The task. Copy every record below exactly as it stands.
(Supplied material begins)
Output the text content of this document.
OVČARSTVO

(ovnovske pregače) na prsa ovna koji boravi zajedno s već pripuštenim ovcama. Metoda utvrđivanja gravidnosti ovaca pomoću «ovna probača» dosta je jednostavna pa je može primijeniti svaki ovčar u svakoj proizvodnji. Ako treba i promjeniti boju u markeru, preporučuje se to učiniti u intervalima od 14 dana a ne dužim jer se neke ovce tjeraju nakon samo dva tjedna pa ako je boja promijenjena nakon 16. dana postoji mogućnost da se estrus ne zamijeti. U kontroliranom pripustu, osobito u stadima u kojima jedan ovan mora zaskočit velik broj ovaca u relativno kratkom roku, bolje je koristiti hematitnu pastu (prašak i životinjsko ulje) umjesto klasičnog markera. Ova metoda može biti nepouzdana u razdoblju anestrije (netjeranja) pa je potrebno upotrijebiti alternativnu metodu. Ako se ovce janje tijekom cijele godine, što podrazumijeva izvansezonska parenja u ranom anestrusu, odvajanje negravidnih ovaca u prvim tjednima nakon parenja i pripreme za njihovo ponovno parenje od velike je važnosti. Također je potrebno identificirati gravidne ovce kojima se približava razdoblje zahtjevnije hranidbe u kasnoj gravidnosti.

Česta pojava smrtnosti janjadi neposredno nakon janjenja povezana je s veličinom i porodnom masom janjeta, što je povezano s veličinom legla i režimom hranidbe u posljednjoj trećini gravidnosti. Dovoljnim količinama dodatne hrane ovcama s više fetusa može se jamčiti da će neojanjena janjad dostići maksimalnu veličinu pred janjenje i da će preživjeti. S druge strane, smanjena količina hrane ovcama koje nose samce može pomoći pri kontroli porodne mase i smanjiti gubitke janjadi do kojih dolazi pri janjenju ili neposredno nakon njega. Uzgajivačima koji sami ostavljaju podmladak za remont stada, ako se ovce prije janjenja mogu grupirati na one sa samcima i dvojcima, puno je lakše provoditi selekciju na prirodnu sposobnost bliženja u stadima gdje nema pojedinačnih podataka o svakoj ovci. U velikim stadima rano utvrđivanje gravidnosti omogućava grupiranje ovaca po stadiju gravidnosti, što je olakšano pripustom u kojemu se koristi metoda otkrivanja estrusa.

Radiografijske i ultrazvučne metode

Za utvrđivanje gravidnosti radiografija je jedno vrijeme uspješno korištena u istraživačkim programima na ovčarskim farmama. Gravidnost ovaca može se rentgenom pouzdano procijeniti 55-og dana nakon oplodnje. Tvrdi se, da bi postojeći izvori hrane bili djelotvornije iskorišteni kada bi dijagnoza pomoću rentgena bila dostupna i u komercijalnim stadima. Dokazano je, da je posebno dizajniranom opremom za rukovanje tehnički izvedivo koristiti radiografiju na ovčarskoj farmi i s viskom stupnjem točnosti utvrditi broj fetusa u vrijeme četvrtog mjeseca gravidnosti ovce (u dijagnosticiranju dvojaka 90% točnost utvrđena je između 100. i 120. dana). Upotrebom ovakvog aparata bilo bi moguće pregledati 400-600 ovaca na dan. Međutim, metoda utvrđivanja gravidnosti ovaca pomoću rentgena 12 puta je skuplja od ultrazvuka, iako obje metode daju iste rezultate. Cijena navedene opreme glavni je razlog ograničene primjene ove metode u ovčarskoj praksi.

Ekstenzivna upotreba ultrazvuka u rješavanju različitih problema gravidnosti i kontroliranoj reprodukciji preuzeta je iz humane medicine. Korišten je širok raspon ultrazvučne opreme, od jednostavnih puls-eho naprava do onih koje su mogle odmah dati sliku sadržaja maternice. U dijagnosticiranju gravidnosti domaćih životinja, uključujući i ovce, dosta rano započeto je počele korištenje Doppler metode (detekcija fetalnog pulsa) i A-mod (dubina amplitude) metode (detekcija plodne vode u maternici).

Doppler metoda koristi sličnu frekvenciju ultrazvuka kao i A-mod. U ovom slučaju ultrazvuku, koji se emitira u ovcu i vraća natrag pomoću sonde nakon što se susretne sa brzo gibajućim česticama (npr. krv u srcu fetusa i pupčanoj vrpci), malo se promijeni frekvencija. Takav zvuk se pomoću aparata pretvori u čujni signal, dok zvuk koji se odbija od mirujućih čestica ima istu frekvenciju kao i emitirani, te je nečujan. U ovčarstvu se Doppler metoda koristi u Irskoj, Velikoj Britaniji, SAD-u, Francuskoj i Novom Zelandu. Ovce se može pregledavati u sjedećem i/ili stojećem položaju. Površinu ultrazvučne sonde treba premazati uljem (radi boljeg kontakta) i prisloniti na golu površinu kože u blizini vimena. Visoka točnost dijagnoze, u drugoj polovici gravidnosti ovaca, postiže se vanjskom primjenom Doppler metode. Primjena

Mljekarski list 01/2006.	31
(Supplied material ends)
Result below.
Output the text content of this document.
OVČARSTVO

(ovnovske pregače) na prsa ovna koji boravi zajedno s već pripuštenim ovcama. Metoda utvrđivanja gravidnosti ovaca pomoću «ovna probača» dosta je jednostavna pa je može primijeniti svaki ovčar u svakoj proizvodnji. Ako treba i promjeniti boju u markeru, preporučuje se to učiniti u intervalima od 14 dana a ne dužim jer se neke ovce tjeraju nakon samo dva tjedna pa ako je boja promijenjena nakon 16. dana postoji mogućnost da se estrus ne zamijeti. U kontroliranom pripustu, osobito u stadima u kojima jedan ovan mora zaskočit velik broj ovaca u relativno kratkom roku, bolje je koristiti hematitnu pastu (prašak i životinjsko ulje) umjesto klasičnog markera. Ova metoda može biti nepouzdana u razdoblju anestrije (netjeranja) pa je potrebno upotrijebiti alternativnu metodu. Ako se ovce janje tijekom cijele godine, što podrazumijeva izvansezonska parenja u ranom anestrusu, odvajanje negravidnih ovaca u prvim tjednima nakon parenja i pripreme za njihovo ponovno parenje od velike je važnosti. Također je potrebno identificirati gravidne ovce kojima se približava razdoblje zahtjevnije hranidbe u kasnoj gravidnosti.

Česta pojava smrtnosti janjadi neposredno nakon janjenja povezana je s veličinom i porodnom masom janjeta, što je povezano s veličinom legla i režimom hranidbe u posljednjoj trećini gravidnosti. Dovoljnim količinama dodatne hrane ovcama s više fetusa može se jamčiti da će neojanjena janjad dostići maksimalnu veličinu pred janjenje i da će preživjeti. S druge strane, smanjena količina hrane ovcama koje nose samce može pomoći pri kontroli porodne mase i smanjiti gubitke janjadi do kojih dolazi pri janjenju ili neposredno nakon njega. Uzgajivačima koji sami ostavljaju podmladak za remont stada, ako se ovce prije janjenja mogu grupirati na one sa samcima i dvojcima, puno je lakše provoditi selekciju na prirodnu sposobnost bliženja u stadima gdje nema pojedinačnih podataka o svakoj ovci. U velikim stadima rano utvrđivanje gravidnosti omogućava grupiranje ovaca po stadiju gravidnosti, što je olakšano pripustom u kojemu se koristi metoda otkrivanja estrusa.

Radiografijske i ultrazvučne metode

Za utvrđivanje gravidnosti radiografija je jedno vrijeme uspješno korištena u istraživačkim programima na ovčarskim farmama. Gravidnost ovaca može se rentgenom pouzdano procijeniti 55-og dana nakon oplodnje. Tvrdi se, da bi postojeći izvori hrane bili djelotvornije iskorišteni kada bi dijagnoza pomoću rentgena bila dostupna i u komercijalnim stadima. Dokazano je, da je posebno dizajniranom opremom za rukovanje tehnički izvedivo koristiti radiografiju na ovčarskoj farmi i s viskom stupnjem točnosti utvrditi broj fetusa u vrijeme četvrtog mjeseca gravidnosti ovce (u dijagnosticiranju dvojaka 90% točnost utvrđena je između 100. i 120. dana). Upotrebom ovakvog aparata bilo bi moguće pregledati 400-600 ovaca na dan. Međutim, metoda utvrđivanja gravidnosti ovaca pomoću rentgena 12 puta je skuplja od ultrazvuka, iako obje metode daju iste rezultate. Cijena navedene opreme glavni je razlog ograničene primjene ove metode u ovčarskoj praksi.

Ekstenzivna upotreba ultrazvuka u rješavanju različitih problema gravidnosti i kontroliranoj reprodukciji preuzeta je iz humane medicine. Korišten je širok raspon ultrazvučne opreme, od jednostavnih puls-eho naprava do onih koje su mogle odmah dati sliku sadržaja maternice. U dijagnosticiranju gravidnosti domaćih životinja, uključujući i ovce, dosta rano započeto je počele korištenje Doppler metode (detekcija fetalnog pulsa) i A-mod (dubina amplitude) metode (detekcija plodne vode u maternici).

Doppler metoda koristi sličnu frekvenciju ultrazvuka kao i A-mod. U ovom slučaju ultrazvuku, koji se emitira u ovcu i vraća natrag pomoću sonde nakon što se susretne sa brzo gibajućim česticama (npr. krv u srcu fetusa i pupčanoj vrpci), malo se promijeni frekvencija. Takav zvuk se pomoću aparata pretvori u čujni signal, dok zvuk koji se odbija od mirujućih čestica ima istu frekvenciju kao i emitirani, te je nečujan. U ovčarstvu se Doppler metoda koristi u Irskoj, Velikoj Britaniji, SAD-u, Francuskoj i Novom Zelandu. Ovce se može pregledavati u sjedećem i/ili stojećem položaju. Površinu ultrazvučne sonde treba premazati uljem (radi boljeg kontakta) i prisloniti na golu površinu kože u blizini vimena. Visoka točnost dijagnoze, u drugoj polovici gravidnosti ovaca, postiže se vanjskom primjenom Doppler metode. Primjena

Mljekarski list 01/2006.	31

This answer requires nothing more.